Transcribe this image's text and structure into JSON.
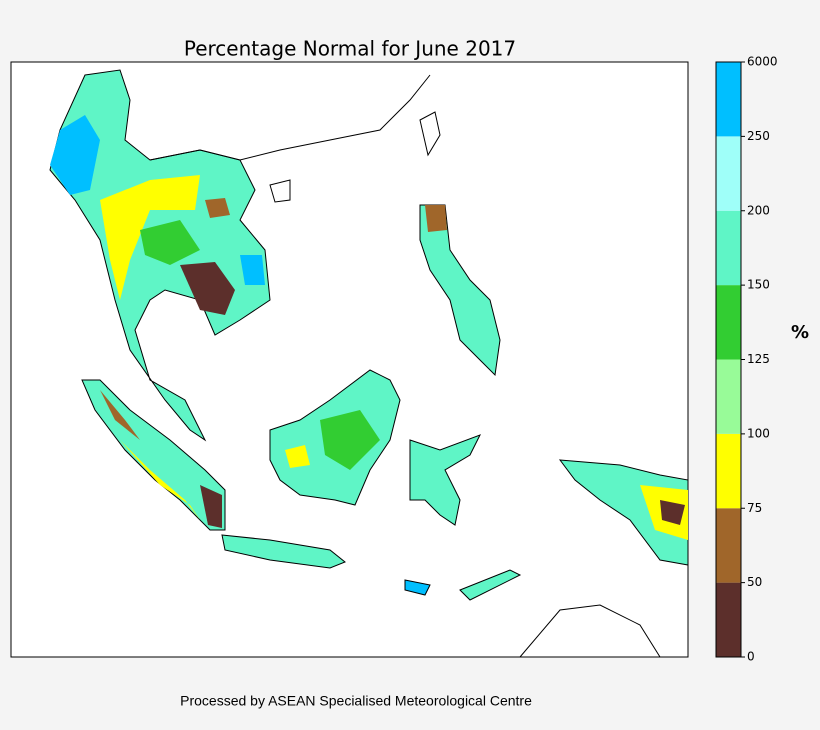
{
  "title": "Percentage Normal for June 2017",
  "colorbar": {
    "label": "%",
    "ticks": [
      0,
      50,
      75,
      100,
      125,
      150,
      200,
      250,
      6000
    ],
    "colors": [
      "#5c2f2b",
      "#a0662a",
      "#ffff00",
      "#98fb98",
      "#32cd32",
      "#5ff5c6",
      "#9ffff9",
      "#00bfff"
    ]
  },
  "footer": "Processed by ASEAN Specialised Meteorological Centre"
}
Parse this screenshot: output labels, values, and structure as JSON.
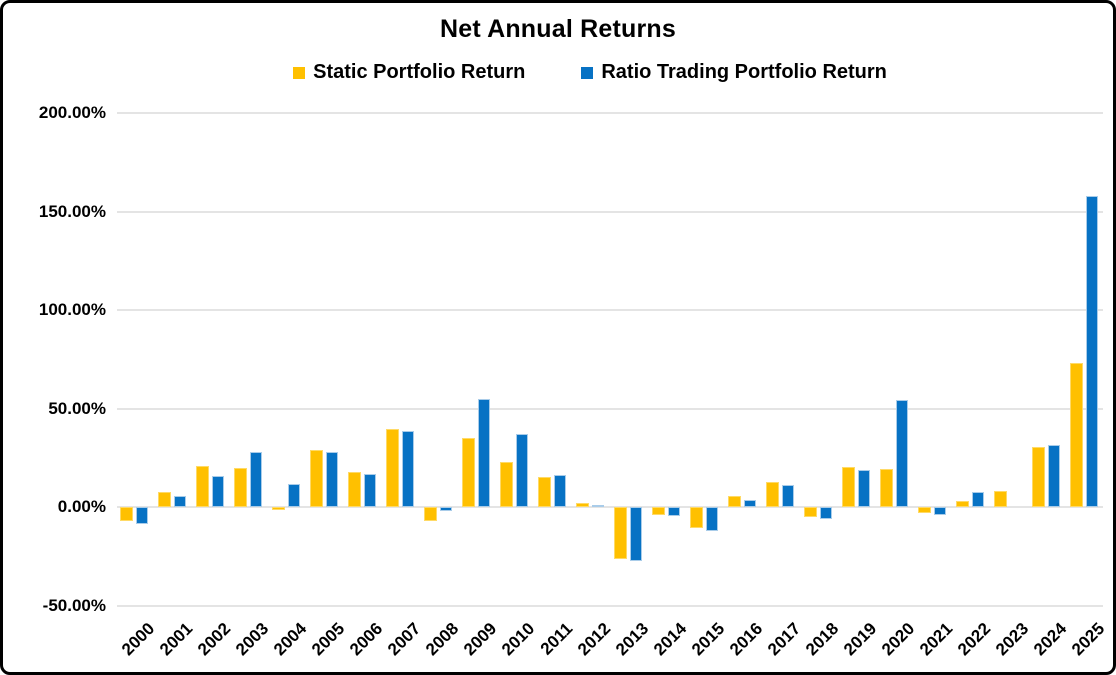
{
  "frame": {
    "background": "#FFFFFF",
    "border_color": "#000000"
  },
  "chart_data": {
    "type": "bar",
    "title": "Net Annual Returns",
    "xlabel": "",
    "ylabel": "",
    "grid": "horizontal",
    "gridline_color": "#E4E4E4",
    "legend_position": "top",
    "ylim": [
      -50,
      200
    ],
    "y_ticks": [
      200,
      150,
      100,
      50,
      0,
      -50
    ],
    "y_tick_labels": [
      "200.00%",
      "150.00%",
      "100.00%",
      "50.00%",
      "0.00%",
      "-50.00%"
    ],
    "categories": [
      "2000",
      "2001",
      "2002",
      "2003",
      "2004",
      "2005",
      "2006",
      "2007",
      "2008",
      "2009",
      "2010",
      "2011",
      "2012",
      "2013",
      "2014",
      "2015",
      "2016",
      "2017",
      "2018",
      "2019",
      "2020",
      "2021",
      "2022",
      "2023",
      "2024",
      "2025"
    ],
    "series": [
      {
        "name": "Static Portfolio Return",
        "color": "#FFC000",
        "edge": "#FFDA66",
        "values": [
          -7,
          8,
          21,
          20,
          -1.5,
          29,
          18,
          40,
          -7,
          35,
          23,
          15.5,
          2.5,
          -26,
          -4,
          -10.5,
          6,
          13,
          -5,
          20.5,
          19.5,
          -3,
          3.5,
          8.5,
          30.5,
          73
        ]
      },
      {
        "name": "Ratio Trading Portfolio Return",
        "color": "#0772C4",
        "edge": "#A9CCE9",
        "values": [
          -8.5,
          6,
          16,
          28,
          12,
          28,
          17,
          39,
          -2,
          55,
          37,
          16.5,
          1,
          -27,
          -4.5,
          -12,
          4,
          11.5,
          -6,
          19,
          54.5,
          -4,
          8,
          0,
          31.5,
          158
        ]
      }
    ]
  }
}
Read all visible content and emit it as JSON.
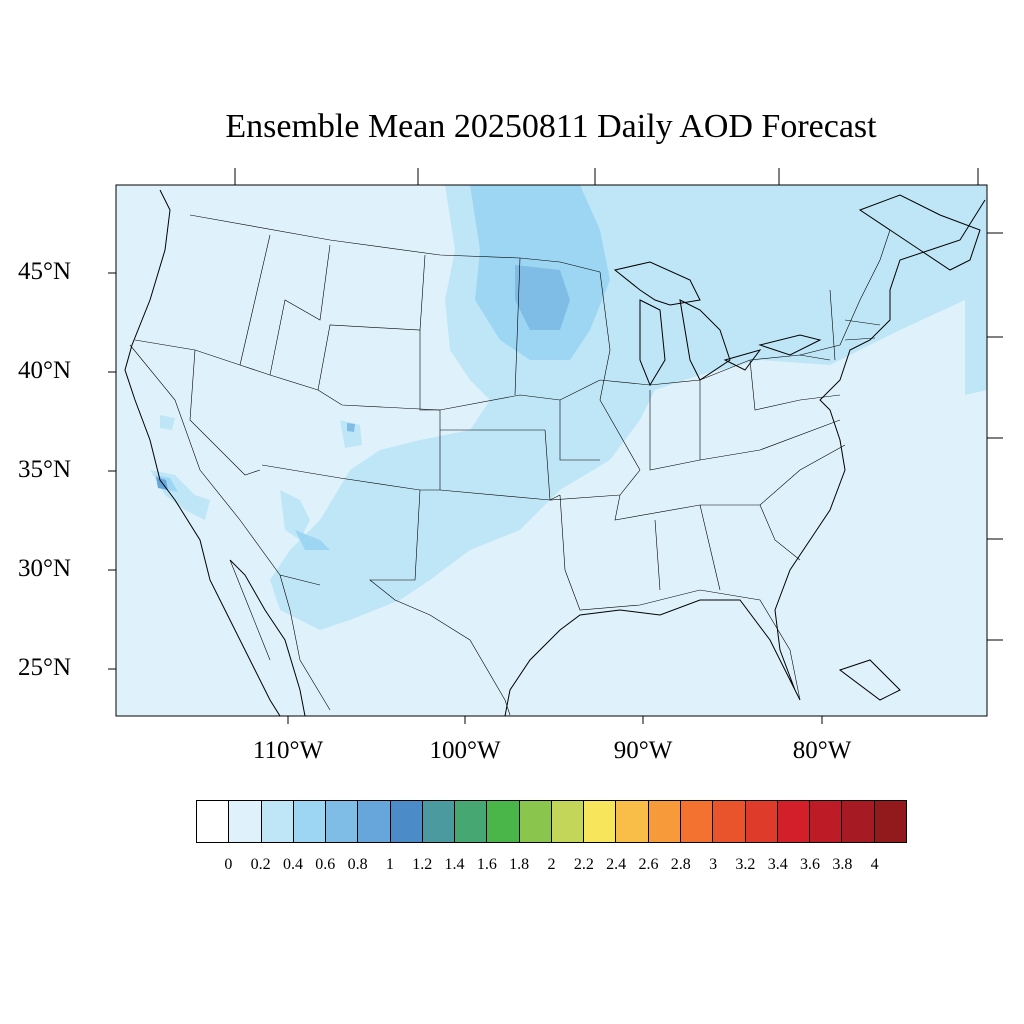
{
  "title": "Ensemble Mean 20250811 Daily AOD Forecast",
  "lat_labels": [
    "45°N",
    "40°N",
    "35°N",
    "30°N",
    "25°N"
  ],
  "lon_labels": [
    "110°W",
    "100°W",
    "90°W",
    "80°W"
  ],
  "colorbar": {
    "colors": [
      "#ffffff",
      "#dff2fb",
      "#bfe6f7",
      "#9dd6f3",
      "#80bde6",
      "#67a6da",
      "#4a8bc8",
      "#4a9aa0",
      "#47a772",
      "#4ab548",
      "#8ac54e",
      "#c3d65a",
      "#f7e65c",
      "#f8be47",
      "#f79a3a",
      "#f4722f",
      "#ea542c",
      "#df3b2a",
      "#d21f2a",
      "#bd1c27",
      "#a61a24",
      "#921a1d"
    ],
    "labels": [
      "0",
      "0.2",
      "0.4",
      "0.6",
      "0.8",
      "1",
      "1.2",
      "1.4",
      "1.6",
      "1.8",
      "2",
      "2.2",
      "2.4",
      "2.6",
      "2.8",
      "3",
      "3.2",
      "3.4",
      "3.6",
      "3.8",
      "4"
    ]
  },
  "map": {
    "background_color": "#dff2fb",
    "shade_color": "#bfe6f7",
    "dark_shade_color": "#9dd6f3",
    "darkest_shade_color": "#80bde6"
  }
}
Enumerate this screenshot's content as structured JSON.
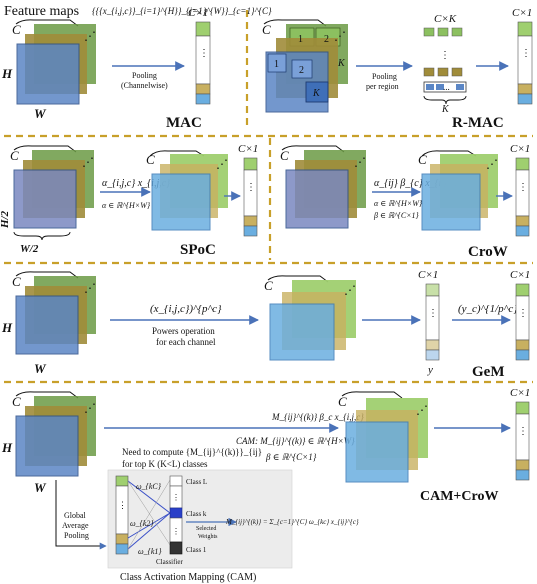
{
  "title": "Feature maps",
  "title_set": "{{{x_{i,j,c}}_{i=1}^{H}}_{j=1}^{W}}_{c=1}^{C}",
  "dims": {
    "C": "C",
    "H": "H",
    "W": "W",
    "K": "K",
    "CxK": "C×K",
    "Cx1": "C×1",
    "H2": "H/2",
    "W2": "W/2",
    "y": "y"
  },
  "mac": {
    "label": "MAC",
    "arrow_text_1": "Pooling",
    "arrow_text_2": "(Channelwise)"
  },
  "rmac": {
    "label": "R-MAC",
    "region_numbers": [
      "1",
      "2",
      "2",
      "1"
    ],
    "arrow_text_1": "Pooling",
    "arrow_text_2": "per region",
    "dots": "..."
  },
  "spoc": {
    "label": "SPoC",
    "formula": "α_{i,j,c} x_{i,j,c}",
    "condition": "α ∈ ℝ^{H×W}"
  },
  "crow": {
    "label": "CroW",
    "formula": "α_{ij} β_{c} x_{i,j,c}",
    "condition_1": "α ∈ ℝ^{H×W}",
    "condition_2": "β ∈ ℝ^{C×1}"
  },
  "gem": {
    "label": "GeM",
    "formula_1": "(x_{i,j,c})^{p^c}",
    "arrow_text_1": "Powers operation",
    "arrow_text_2": "for each channel",
    "formula_2": "(y_c)^{1/p^c}"
  },
  "camcrow": {
    "label": "CAM+CroW",
    "formula": "M_{ij}^{(k)} β_c x_{i,j,c}",
    "cam_condition": "CAM: M_{ij}^{(k)} ∈ ℝ^{H×W}",
    "beta_condition": "β ∈ ℝ^{C×1}",
    "need_text_1": "Need to compute {M_{ij}^{(k)}}_{ij}",
    "need_text_2": "for top K (K<L) classes",
    "gap_text": [
      "Global",
      "Average",
      "Pooling"
    ],
    "weights": [
      "ω_{kC}",
      "ω_{k2}",
      "ω_{k1}"
    ],
    "classes": [
      "Class L",
      "Class k",
      "Class 1"
    ],
    "classifier": "Classifier",
    "selected_weights": [
      "Selected",
      "Weights"
    ],
    "cam_formula": "M_{ij}^{(k)} = Σ_{c=1}^{C} ω_{kc} x_{ij}^{c}",
    "cam_caption": "Class Activation Mapping (CAM)"
  },
  "colors": {
    "blue_face": "#5b86c5",
    "olive_face": "#a08c3a",
    "green_face": "#6b9a44",
    "light_green": "#9fcf6f",
    "light_blue": "#6aaee0",
    "separator": "#c8a02a",
    "arrow": "#4a72b8",
    "cam_panel": "#ececec",
    "cam_caption": "#2a5fb0"
  }
}
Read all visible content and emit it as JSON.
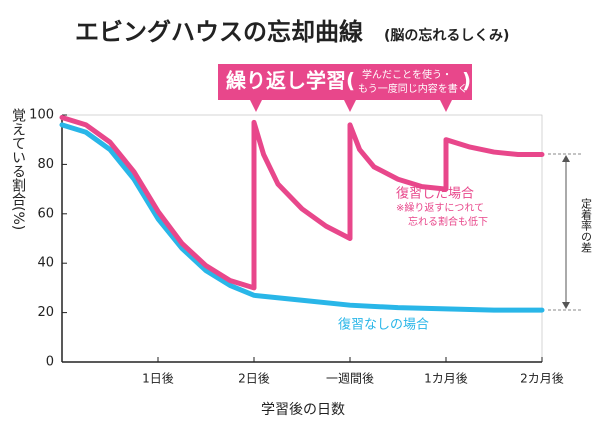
{
  "chart_data": {
    "type": "line",
    "title": "エビングハウスの忘却曲線",
    "subtitle": "(脳の忘れるしくみ)",
    "y_label": "覚えている割合(%)",
    "x_label": "学習後の日数",
    "banner": {
      "text": "繰り返し学習(",
      "note": [
        "学んだことを使う・",
        "もう一度同じ内容を書く"
      ],
      "close": ")"
    },
    "review_note": [
      "※繰り返すにつれて",
      "忘れる割合も低下"
    ],
    "difference_label": "定着率の差",
    "xlim": [
      0,
      5
    ],
    "xticks": [
      {
        "value": 1,
        "label": "1日後"
      },
      {
        "value": 2,
        "label": "2日後"
      },
      {
        "value": 3,
        "label": "一週間後"
      },
      {
        "value": 4,
        "label": "1カ月後"
      },
      {
        "value": 5,
        "label": "2カ月後"
      }
    ],
    "ylim": [
      0,
      100
    ],
    "yticks": [
      0,
      20,
      40,
      60,
      80,
      100
    ],
    "grid": false,
    "series": [
      {
        "name": "復習した場合",
        "color": "#e8478b",
        "x": [
          0,
          0.25,
          0.5,
          0.75,
          1,
          1.25,
          1.5,
          1.75,
          2,
          2,
          2.1,
          2.25,
          2.5,
          2.75,
          3,
          3,
          3.1,
          3.25,
          3.5,
          3.75,
          4,
          4,
          4.25,
          4.5,
          4.75,
          5
        ],
        "values": [
          99,
          96,
          89,
          77,
          61,
          48,
          39,
          33,
          30,
          97,
          84,
          72,
          62,
          55,
          50,
          96,
          86,
          79,
          74,
          71,
          70,
          90,
          87,
          85,
          84,
          84
        ]
      },
      {
        "name": "復習なしの場合",
        "color": "#29b6e8",
        "x": [
          0,
          0.25,
          0.5,
          0.75,
          1,
          1.25,
          1.5,
          1.75,
          2,
          2.5,
          3,
          3.5,
          4,
          4.5,
          5
        ],
        "values": [
          96,
          93,
          86,
          74,
          58,
          46,
          37,
          31,
          27,
          25,
          23,
          22,
          21.5,
          21,
          21
        ]
      }
    ]
  }
}
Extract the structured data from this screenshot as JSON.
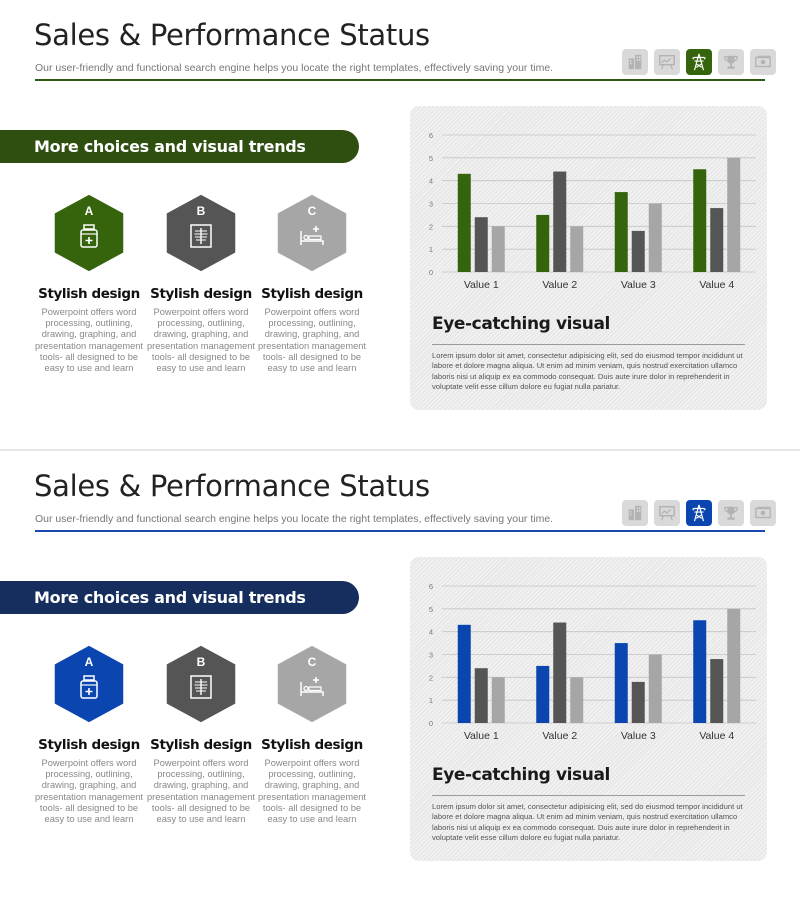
{
  "slides": [
    {
      "theme": "green",
      "title": "Sales & Performance Status",
      "subtitle": "Our user-friendly and functional search engine helps you locate the right templates, effectively saving your time.",
      "accent_color": "#35640d",
      "banner_color": "#2e4f10",
      "icon_bar": [
        "buildings-icon",
        "presentation-board-icon",
        "power-tower-icon",
        "trophy-icon",
        "money-icon"
      ],
      "active_icon": "power-tower-icon",
      "banner": "More choices and visual trends",
      "features": [
        {
          "letter": "A",
          "icon": "medicine-bottle-icon",
          "color": "#35640d",
          "title": "Stylish design",
          "desc": "Powerpoint offers word processing, outlining, drawing, graphing, and presentation management tools- all designed to be easy to use and learn"
        },
        {
          "letter": "B",
          "icon": "xray-icon",
          "color": "#555555",
          "title": "Stylish design",
          "desc": "Powerpoint offers word processing, outlining, drawing, graphing, and presentation management tools- all designed to be easy to use and learn"
        },
        {
          "letter": "C",
          "icon": "hospital-bed-icon",
          "color": "#a6a6a6",
          "title": "Stylish design",
          "desc": "Powerpoint offers word processing, outlining, drawing, graphing, and presentation management tools- all designed to be easy to use and learn"
        }
      ],
      "card": {
        "title": "Eye-catching visual",
        "text": "Lorem ipsum dolor sit amet, consectetur adipisicing elit, sed do eiusmod tempor incididunt ut labore et dolore magna aliqua. Ut enim ad minim veniam, quis nostrud exercitation ullamco laboris nisi ut aliquip ex ea commodo consequat. Duis aute irure dolor in reprehenderit in voluptate velit esse cillum dolore eu fugiat nulla pariatur."
      },
      "chart_data": {
        "type": "bar",
        "categories": [
          "Value 1",
          "Value 2",
          "Value 3",
          "Value 4"
        ],
        "series": [
          {
            "values": [
              4.3,
              2.5,
              3.5,
              4.5
            ],
            "color": "#35640d"
          },
          {
            "values": [
              2.4,
              4.4,
              1.8,
              2.8
            ],
            "color": "#555555"
          },
          {
            "values": [
              2.0,
              2.0,
              3.0,
              5.0
            ],
            "color": "#a6a6a6"
          }
        ],
        "yticks": [
          "0",
          "1",
          "2",
          "3",
          "4",
          "5",
          "6"
        ],
        "ylim": [
          0,
          6
        ],
        "grid": true,
        "legend": "none"
      }
    },
    {
      "theme": "blue",
      "title": "Sales & Performance Status",
      "subtitle": "Our user-friendly and functional search engine helps you locate the right templates, effectively saving your time.",
      "accent_color": "#0b46b0",
      "banner_color": "#152e5e",
      "icon_bar": [
        "buildings-icon",
        "presentation-board-icon",
        "power-tower-icon",
        "trophy-icon",
        "money-icon"
      ],
      "active_icon": "power-tower-icon",
      "banner": "More choices and visual trends",
      "features": [
        {
          "letter": "A",
          "icon": "medicine-bottle-icon",
          "color": "#0b46b0",
          "title": "Stylish design",
          "desc": "Powerpoint offers word processing, outlining, drawing, graphing, and presentation management tools- all designed to be easy to use and learn"
        },
        {
          "letter": "B",
          "icon": "xray-icon",
          "color": "#555555",
          "title": "Stylish design",
          "desc": "Powerpoint offers word processing, outlining, drawing, graphing, and presentation management tools- all designed to be easy to use and learn"
        },
        {
          "letter": "C",
          "icon": "hospital-bed-icon",
          "color": "#a6a6a6",
          "title": "Stylish design",
          "desc": "Powerpoint offers word processing, outlining, drawing, graphing, and presentation management tools- all designed to be easy to use and learn"
        }
      ],
      "card": {
        "title": "Eye-catching visual",
        "text": "Lorem ipsum dolor sit amet, consectetur adipisicing elit, sed do eiusmod tempor incididunt ut labore et dolore magna aliqua. Ut enim ad minim veniam, quis nostrud exercitation ullamco laboris nisi ut aliquip ex ea commodo consequat. Duis aute irure dolor in reprehenderit in voluptate velit esse cillum dolore eu fugiat nulla pariatur."
      },
      "chart_data": {
        "type": "bar",
        "categories": [
          "Value 1",
          "Value 2",
          "Value 3",
          "Value 4"
        ],
        "series": [
          {
            "values": [
              4.3,
              2.5,
              3.5,
              4.5
            ],
            "color": "#0b46b0"
          },
          {
            "values": [
              2.4,
              4.4,
              1.8,
              2.8
            ],
            "color": "#555555"
          },
          {
            "values": [
              2.0,
              2.0,
              3.0,
              5.0
            ],
            "color": "#a6a6a6"
          }
        ],
        "yticks": [
          "0",
          "1",
          "2",
          "3",
          "4",
          "5",
          "6"
        ],
        "ylim": [
          0,
          6
        ],
        "grid": true,
        "legend": "none"
      }
    }
  ]
}
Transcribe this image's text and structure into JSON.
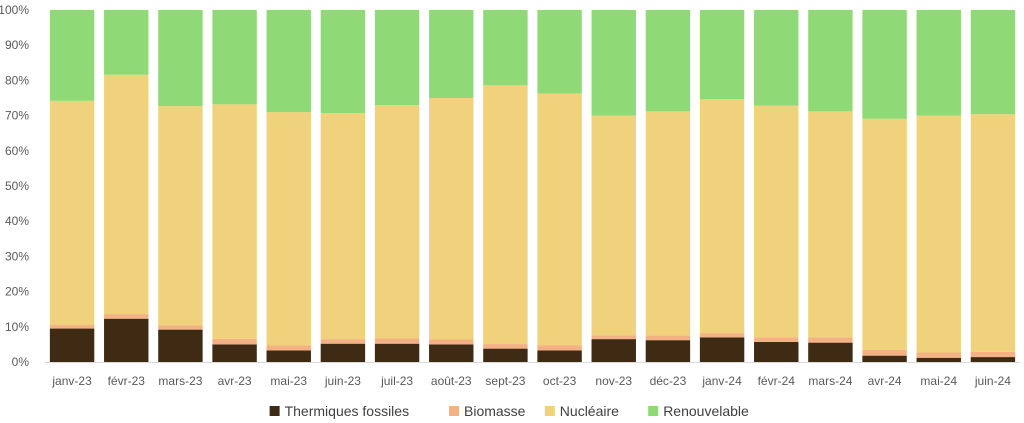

________________________________________

DIRECTION
Read through the entries and copy every line that includes "JSON".

TASK RESULT
Transcribe this image's text and structure into JSON.
Parse this screenshot: output labels, values, and structure as JSON.
Read all visible content and emit it as JSON.
Enumerate this screenshot's content as structured JSON.
Read all visible content and emit it as JSON.
Extract the structured data from this screenshot as JSON.
Transcribe this image's text and structure into JSON.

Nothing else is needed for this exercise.